Stored items from a collection:
◇ ◇ ◇ ◇ ◇
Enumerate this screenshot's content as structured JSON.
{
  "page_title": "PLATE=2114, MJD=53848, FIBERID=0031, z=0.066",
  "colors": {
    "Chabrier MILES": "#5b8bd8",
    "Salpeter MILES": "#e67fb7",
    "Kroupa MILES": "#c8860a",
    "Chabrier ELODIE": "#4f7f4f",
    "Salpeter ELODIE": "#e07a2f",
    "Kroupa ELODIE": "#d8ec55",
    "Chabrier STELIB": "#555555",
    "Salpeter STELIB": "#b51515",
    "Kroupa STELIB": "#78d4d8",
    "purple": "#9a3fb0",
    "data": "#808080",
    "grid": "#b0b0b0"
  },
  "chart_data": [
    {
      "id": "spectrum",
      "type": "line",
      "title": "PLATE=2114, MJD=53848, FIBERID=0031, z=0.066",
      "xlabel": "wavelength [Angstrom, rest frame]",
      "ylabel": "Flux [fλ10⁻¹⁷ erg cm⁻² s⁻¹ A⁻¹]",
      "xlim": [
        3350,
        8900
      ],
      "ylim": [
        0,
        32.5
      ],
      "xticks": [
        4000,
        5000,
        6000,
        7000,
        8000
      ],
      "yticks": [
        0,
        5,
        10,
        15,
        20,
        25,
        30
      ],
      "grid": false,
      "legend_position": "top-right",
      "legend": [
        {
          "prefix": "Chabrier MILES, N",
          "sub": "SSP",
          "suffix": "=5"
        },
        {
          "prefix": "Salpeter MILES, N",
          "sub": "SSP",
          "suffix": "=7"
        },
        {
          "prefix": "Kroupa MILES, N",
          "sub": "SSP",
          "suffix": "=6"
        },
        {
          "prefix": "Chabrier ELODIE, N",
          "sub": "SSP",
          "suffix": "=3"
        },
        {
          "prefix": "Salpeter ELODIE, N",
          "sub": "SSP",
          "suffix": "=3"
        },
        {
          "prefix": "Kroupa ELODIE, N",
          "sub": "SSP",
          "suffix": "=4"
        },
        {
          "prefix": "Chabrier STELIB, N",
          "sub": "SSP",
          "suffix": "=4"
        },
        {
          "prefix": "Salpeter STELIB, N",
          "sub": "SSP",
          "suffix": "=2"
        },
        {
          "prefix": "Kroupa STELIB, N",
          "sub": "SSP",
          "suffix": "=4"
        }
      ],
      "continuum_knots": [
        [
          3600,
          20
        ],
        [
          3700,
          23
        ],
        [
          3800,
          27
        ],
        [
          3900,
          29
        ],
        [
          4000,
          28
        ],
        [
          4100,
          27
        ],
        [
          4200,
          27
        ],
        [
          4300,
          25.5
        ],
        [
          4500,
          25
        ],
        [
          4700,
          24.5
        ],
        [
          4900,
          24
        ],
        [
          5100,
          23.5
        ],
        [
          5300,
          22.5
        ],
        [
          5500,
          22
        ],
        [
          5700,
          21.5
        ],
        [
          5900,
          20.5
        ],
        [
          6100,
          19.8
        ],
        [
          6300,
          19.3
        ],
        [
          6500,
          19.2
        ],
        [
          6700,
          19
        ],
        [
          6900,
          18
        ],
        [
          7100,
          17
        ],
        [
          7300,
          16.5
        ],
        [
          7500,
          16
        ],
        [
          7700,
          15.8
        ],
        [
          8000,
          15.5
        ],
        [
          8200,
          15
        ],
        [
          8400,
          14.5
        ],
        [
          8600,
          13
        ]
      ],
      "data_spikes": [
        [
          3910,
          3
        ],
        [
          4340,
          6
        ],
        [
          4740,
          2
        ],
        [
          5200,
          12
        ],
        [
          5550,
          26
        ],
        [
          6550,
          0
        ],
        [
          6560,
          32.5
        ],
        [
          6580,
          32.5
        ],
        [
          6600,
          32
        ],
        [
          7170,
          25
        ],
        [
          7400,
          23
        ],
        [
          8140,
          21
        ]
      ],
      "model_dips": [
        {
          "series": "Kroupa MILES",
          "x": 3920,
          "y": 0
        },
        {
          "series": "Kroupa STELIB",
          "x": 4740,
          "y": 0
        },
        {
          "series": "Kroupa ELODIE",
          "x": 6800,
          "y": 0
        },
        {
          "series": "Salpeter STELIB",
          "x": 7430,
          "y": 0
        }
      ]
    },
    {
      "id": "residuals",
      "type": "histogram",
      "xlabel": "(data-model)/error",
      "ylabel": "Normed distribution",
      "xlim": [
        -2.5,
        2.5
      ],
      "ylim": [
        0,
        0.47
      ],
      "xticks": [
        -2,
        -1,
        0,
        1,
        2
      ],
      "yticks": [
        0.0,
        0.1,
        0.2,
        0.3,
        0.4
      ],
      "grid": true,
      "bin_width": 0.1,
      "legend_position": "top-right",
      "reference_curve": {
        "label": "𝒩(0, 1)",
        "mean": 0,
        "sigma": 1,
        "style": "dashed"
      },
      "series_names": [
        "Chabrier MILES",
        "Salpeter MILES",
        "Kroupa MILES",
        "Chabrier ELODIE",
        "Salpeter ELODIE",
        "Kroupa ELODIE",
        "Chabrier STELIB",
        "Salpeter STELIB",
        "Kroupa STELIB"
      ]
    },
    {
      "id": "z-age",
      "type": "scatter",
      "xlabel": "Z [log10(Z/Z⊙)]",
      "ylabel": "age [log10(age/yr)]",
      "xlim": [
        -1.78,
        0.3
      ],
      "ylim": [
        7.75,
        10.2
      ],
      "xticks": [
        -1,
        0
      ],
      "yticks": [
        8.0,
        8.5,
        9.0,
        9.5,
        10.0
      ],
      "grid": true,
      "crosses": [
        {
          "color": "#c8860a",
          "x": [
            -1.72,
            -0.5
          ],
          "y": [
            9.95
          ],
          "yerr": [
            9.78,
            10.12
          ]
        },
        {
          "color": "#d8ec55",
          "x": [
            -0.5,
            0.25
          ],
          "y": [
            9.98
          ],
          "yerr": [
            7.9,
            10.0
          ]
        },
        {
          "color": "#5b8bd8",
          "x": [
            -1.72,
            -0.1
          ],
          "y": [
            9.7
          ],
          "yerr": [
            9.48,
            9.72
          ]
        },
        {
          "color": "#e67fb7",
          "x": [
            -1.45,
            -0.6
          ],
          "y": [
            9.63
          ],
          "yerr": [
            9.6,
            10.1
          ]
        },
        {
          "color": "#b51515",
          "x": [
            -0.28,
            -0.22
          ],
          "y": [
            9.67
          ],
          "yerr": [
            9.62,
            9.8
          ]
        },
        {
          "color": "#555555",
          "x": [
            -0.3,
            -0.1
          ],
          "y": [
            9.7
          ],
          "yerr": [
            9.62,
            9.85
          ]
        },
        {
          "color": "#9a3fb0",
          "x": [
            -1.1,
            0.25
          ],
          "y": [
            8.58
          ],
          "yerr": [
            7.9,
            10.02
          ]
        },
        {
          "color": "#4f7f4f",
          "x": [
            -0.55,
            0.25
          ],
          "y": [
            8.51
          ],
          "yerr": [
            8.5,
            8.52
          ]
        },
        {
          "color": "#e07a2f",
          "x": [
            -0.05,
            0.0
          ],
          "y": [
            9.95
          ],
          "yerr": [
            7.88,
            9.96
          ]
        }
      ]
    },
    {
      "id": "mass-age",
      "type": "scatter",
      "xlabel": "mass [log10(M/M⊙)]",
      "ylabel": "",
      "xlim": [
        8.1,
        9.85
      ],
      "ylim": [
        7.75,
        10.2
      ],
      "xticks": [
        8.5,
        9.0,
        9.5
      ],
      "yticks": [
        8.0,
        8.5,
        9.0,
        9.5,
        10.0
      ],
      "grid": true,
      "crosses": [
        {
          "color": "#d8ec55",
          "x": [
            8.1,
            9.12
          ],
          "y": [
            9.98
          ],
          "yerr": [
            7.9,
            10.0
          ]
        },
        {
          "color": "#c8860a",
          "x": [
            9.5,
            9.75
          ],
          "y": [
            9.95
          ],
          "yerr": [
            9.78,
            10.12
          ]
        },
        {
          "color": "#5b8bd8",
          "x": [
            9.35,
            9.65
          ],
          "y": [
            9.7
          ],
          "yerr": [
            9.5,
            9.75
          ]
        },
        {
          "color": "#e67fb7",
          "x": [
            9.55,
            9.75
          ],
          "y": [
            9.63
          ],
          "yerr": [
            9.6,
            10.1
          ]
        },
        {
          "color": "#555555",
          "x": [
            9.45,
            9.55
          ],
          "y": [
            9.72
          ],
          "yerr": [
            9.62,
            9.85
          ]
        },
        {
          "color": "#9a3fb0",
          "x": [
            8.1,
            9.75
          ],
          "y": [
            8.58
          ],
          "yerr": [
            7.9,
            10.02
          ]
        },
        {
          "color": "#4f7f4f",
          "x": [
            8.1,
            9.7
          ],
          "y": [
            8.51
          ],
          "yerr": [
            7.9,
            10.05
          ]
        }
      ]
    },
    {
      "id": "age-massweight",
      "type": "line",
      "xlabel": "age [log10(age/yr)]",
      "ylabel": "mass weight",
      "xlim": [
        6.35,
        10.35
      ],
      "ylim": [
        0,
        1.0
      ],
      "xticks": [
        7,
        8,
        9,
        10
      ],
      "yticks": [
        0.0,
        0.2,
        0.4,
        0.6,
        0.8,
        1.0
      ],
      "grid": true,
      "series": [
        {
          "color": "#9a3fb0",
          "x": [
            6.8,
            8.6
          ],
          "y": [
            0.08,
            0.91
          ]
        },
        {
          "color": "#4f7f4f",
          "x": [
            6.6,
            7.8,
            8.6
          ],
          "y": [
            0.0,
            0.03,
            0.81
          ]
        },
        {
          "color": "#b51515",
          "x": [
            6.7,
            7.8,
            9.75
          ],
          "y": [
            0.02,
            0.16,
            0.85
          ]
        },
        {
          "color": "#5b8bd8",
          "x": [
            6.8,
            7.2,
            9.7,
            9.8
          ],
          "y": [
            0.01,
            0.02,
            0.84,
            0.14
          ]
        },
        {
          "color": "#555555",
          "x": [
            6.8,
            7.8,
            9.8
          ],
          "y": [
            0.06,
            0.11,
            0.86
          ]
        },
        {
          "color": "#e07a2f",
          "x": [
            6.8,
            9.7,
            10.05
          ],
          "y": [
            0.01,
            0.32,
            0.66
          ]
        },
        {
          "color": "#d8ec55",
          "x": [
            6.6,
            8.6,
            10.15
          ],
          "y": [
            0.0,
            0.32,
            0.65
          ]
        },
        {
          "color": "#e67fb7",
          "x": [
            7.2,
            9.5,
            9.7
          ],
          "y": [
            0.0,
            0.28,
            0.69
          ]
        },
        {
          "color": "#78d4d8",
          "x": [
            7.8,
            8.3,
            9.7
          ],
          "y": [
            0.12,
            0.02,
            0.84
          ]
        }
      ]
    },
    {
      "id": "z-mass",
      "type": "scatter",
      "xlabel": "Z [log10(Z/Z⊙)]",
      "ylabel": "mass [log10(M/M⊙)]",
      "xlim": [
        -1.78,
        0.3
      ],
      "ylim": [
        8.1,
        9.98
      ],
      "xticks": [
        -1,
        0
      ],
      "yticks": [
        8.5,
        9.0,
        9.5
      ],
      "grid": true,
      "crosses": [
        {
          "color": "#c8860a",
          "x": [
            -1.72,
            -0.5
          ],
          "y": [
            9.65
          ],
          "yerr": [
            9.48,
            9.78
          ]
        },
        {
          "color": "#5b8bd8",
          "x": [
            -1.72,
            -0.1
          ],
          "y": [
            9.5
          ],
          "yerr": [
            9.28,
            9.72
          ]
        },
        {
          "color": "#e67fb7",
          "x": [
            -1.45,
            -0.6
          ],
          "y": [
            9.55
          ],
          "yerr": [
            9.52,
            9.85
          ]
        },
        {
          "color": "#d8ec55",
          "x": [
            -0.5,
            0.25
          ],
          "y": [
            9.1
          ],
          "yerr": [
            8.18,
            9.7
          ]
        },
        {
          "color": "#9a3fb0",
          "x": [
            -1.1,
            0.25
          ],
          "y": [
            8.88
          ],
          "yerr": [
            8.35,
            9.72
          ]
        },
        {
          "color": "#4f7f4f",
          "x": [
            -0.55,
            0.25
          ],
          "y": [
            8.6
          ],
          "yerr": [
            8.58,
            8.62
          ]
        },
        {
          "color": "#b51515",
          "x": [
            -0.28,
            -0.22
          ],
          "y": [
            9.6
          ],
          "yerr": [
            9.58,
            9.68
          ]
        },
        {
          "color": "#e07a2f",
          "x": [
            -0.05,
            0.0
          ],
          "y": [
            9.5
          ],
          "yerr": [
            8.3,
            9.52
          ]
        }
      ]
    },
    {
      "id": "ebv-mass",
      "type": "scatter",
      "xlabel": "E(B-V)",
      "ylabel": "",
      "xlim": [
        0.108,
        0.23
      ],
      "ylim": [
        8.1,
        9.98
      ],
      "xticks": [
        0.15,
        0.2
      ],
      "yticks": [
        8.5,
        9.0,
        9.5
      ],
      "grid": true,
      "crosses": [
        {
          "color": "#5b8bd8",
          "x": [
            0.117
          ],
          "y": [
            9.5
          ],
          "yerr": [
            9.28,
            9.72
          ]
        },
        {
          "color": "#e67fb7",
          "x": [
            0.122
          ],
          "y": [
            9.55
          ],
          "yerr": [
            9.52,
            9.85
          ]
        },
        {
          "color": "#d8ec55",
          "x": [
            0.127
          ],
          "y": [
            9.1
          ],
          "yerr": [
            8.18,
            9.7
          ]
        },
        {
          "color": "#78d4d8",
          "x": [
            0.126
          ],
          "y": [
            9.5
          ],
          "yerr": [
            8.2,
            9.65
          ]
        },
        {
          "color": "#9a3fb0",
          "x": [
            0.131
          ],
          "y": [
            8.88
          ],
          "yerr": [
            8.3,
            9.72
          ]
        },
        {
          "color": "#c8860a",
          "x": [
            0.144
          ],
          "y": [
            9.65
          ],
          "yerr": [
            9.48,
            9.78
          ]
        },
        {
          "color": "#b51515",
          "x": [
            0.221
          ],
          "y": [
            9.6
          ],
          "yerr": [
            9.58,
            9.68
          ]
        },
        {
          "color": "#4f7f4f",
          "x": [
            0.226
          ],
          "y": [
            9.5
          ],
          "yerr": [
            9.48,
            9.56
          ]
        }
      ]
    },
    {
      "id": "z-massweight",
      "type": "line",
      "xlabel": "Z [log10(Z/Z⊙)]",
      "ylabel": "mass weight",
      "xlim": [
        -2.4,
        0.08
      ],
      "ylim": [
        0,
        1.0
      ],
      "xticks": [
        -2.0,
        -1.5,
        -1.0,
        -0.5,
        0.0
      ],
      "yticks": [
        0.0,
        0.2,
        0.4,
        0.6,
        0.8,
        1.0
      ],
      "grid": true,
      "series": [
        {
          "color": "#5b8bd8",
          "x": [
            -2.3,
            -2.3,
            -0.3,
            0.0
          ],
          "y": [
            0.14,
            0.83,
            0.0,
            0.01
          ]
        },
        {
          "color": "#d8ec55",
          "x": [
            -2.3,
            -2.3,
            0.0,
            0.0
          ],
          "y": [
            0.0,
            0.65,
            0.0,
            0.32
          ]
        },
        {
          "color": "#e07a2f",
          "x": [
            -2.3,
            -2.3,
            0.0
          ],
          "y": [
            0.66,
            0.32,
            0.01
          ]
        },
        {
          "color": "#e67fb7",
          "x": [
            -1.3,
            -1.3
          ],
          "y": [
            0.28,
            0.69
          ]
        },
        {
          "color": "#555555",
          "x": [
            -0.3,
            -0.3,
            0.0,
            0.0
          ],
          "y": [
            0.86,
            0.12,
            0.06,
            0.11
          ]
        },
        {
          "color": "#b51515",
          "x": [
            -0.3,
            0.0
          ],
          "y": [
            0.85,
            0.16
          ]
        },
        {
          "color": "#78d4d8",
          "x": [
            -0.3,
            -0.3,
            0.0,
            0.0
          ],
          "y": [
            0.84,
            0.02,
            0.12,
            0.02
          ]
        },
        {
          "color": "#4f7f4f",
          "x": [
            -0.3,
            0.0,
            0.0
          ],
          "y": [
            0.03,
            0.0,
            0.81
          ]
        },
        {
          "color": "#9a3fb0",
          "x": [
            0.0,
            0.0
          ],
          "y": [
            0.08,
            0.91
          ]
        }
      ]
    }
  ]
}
◇ ◇ ◇ ◇ ◇
## PROBLEM
Show every line from the entries above in which "STELIB" appears.

## CORRECT RESULT
    "Chabrier STELIB": "#555555",
    "Salpeter STELIB": "#b51515",
    "Kroupa STELIB": "#78d4d8",
          "prefix": "Chabrier STELIB, N",
          "prefix": "Salpeter STELIB, N",
          "prefix": "Kroupa STELIB, N",
          "series": "Kroupa STELIB",
          "series": "Salpeter STELIB",
        "Chabrier STELIB",
        "Salpeter STELIB",
        "Kroupa STELIB"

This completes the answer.